Passage provided:
────────────────

Mill Creek Ravine is located in Edmonton, Alberta, Canada and is a part of the River Valley parks and trail system. It contains the last stretch of Mill Creek, before it flows into a culvert for its end run to the North Saskatchewan River. The ravine ends where the land opens onto the North Saskatchewan River valley near the west end of Cloverdale on the opposite bank from downtown.

Geography
Mill Creek begins in rural sloughs east of Edmonton and flows northward, in part through the ravine park. It finally ends its run at an outfall to the North Saskatchewan River near downtown Edmonton.

The creek has its start just south and east of Anthony Henday Drive (just south of its junction with Highway 14; this is south-east of the Meadows community). The creek flows northward through Mill Woods and the Jackie Parker Recreation Area, then is diverted into culverts (built during the 1960s and 1970s). It flows underneath the Davies/Coronet Industrial areas. 

The creek returns to the surface north of Argyll Road and flows through the Mill Creek Ravine park. 

The creek is diverted to a tunnel and concrete outfall structure north of 88th Avenue. The outfall lies near 92 Avenue between the neighborhoods of Strathcona, Cloverdale and Bonnie Doon. The outfall emerges on the south/east bank of the North Saskatchewan River several meters above the river at approximately 95 Avenue. It is clearly visible from the James MacDonald Bridge. The city has begun public consultations on re-establishing the natural, surface flow ("daylighting") the downstream reach of Mill Creek.

History 
The creek's name is derived from a flour mill that was established by William Bird in 1878 near where the creek flows into the North Saskatchewan River. 

The ravine was once home to part of the Edmonton, Yukon & Pacific Railway line. The line ran from the Canadian Pacific line (the Calgary & Edmonton Railway) at about 67 Avenue, across 99 Street and down into Mill Creek ravine. The rail-line went down through the ravine and across the Low Level Bridge, built in 1900. The railway carried passengers and also served ravine industries -- a brickyard, a coal mine and two meat packing plants. Gainer's meat packing plant, a large scale meat packing facility, was once located on the western edge of the ravine at 79 Avenue.In 1954 most of the railway through the ravine was abandoned, with only the section serving Gainer's, running from 79 Avenue to the CPR line, remaining in use. This section as well was abandoned, by 1980. 

In the early 1980s the City of Edmonton converted the railway right of way between 67 Avenue to the river into a paved bicycle path, later designated a multi-use trail. Four of the original wooden railway trestles were used by the path. The largest of these, the Mill Creek Trestle at 76 Avenue, was recognized as a Municipal Historic Resource in 2004 and still stands. The three shorter trestles were extensively rehabilitated in 2017–18, with the shortest one being completely replaced. Concrete abutments were added, concrete footings were placed under wooden pilings, all mid-stream pilings were replaced with trusses, and the bridge decks were widened. The original wood from the trestles was reused where possible. In 1988 the Edmonton Historical Board erected a plaque in Mill Creek Park commemorating the railway.

────────────────

Data:
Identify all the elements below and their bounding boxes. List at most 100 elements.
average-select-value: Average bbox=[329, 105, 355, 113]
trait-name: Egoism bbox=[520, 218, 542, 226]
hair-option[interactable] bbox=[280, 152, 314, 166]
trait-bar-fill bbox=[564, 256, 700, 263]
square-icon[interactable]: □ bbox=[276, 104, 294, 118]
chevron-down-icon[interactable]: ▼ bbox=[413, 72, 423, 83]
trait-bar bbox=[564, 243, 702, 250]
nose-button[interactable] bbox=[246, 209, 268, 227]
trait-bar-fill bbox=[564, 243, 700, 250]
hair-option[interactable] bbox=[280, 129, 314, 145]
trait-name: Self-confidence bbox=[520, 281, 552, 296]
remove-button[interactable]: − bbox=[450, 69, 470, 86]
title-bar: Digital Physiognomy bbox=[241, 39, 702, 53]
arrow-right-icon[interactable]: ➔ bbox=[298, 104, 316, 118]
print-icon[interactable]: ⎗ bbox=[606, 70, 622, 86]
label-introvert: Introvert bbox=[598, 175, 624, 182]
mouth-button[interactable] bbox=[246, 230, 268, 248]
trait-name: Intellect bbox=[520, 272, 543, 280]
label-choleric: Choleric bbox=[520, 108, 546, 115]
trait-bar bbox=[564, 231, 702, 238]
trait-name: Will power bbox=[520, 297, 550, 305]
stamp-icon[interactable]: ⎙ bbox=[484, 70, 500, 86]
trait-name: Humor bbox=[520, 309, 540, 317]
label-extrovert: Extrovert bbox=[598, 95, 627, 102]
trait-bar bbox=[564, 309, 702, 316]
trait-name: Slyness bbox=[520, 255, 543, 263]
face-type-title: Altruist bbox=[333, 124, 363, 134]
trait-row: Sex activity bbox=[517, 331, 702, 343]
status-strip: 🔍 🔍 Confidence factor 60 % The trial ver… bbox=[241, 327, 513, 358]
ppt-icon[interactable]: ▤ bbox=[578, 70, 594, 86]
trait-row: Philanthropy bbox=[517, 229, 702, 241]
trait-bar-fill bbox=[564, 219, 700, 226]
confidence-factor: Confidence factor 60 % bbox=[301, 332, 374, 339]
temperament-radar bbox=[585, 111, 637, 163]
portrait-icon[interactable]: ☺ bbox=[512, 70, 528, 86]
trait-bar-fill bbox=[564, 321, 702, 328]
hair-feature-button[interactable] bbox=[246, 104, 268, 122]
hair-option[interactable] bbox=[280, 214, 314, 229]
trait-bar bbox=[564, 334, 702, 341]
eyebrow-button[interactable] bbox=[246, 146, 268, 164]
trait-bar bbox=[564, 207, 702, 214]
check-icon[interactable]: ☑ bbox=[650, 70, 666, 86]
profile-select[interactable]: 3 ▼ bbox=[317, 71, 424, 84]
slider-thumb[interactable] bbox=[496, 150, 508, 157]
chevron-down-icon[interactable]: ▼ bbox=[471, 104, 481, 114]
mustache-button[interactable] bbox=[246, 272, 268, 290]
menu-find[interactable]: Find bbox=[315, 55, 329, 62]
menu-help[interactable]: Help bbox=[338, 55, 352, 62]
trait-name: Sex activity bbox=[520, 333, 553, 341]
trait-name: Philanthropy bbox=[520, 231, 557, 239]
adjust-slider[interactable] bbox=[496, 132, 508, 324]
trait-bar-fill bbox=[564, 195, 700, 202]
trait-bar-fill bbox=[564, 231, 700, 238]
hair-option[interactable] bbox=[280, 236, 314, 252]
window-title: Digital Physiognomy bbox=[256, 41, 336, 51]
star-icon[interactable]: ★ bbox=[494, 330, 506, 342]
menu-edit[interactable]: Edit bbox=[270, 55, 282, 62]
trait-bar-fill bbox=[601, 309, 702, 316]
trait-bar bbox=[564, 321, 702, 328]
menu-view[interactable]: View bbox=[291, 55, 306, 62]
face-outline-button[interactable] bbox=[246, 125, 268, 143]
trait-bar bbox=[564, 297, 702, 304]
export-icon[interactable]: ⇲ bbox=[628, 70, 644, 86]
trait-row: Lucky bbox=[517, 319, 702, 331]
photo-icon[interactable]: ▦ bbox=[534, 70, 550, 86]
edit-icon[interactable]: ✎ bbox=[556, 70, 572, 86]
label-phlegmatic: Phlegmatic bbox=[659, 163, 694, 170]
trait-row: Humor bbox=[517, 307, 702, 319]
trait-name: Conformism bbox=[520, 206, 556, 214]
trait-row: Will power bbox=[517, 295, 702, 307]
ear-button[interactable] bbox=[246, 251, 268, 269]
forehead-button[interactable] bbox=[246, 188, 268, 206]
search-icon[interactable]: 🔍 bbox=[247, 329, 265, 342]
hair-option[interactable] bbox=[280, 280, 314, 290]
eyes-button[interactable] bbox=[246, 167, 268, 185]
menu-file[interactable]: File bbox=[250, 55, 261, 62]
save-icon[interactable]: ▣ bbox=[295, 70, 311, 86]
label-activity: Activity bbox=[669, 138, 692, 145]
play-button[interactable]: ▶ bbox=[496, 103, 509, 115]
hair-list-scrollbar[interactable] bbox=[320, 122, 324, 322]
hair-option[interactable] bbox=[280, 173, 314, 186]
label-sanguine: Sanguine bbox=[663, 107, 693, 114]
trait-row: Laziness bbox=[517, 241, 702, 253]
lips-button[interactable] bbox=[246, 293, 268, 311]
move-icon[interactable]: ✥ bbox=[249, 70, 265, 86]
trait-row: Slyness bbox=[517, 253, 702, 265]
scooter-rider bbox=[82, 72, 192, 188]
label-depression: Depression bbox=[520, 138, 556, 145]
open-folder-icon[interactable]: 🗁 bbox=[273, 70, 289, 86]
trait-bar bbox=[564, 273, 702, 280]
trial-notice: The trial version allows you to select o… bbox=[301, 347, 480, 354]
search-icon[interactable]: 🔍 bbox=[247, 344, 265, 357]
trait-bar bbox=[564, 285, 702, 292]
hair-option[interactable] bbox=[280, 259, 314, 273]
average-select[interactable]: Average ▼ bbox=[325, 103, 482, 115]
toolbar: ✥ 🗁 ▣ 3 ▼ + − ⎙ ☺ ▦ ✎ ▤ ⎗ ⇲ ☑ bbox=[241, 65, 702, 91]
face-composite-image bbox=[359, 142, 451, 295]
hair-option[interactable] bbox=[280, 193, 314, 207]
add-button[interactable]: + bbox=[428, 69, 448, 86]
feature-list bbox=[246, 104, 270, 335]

────────────────

Given exercise 1:
Answer from the Mill Creek Ravine passage:
(a) Who established the flour mill that gave the creek its name, and in what year?
(b) Which trestle was recognized as a Municipal Historic Resource in 2004?
(c) From which bridge is the creek's outfall clearly visible?
Given exercise 2: Return, word for word, the part of the Mill Creek Ravine passage from "Mill Creek Ravine is" to "bank from downtown.".
Rely only on the Mill Creek Ravine passage.

Correct answer 1:
(a) William Bird, in 1878.
(b) The Mill Creek Trestle at 76 Avenue.
(c) The James MacDonald Bridge.

Correct answer 2:
Mill Creek Ravine is located in Edmonton, Alberta, Canada and is a part of the River Valley parks and trail system. It contains the last stretch of Mill Creek, before it flows into a culvert for its end run to the North Saskatchewan River. The ravine ends where the land opens onto the North Saskatchewan River valley near the west end of Cloverdale on the opposite bank from downtown.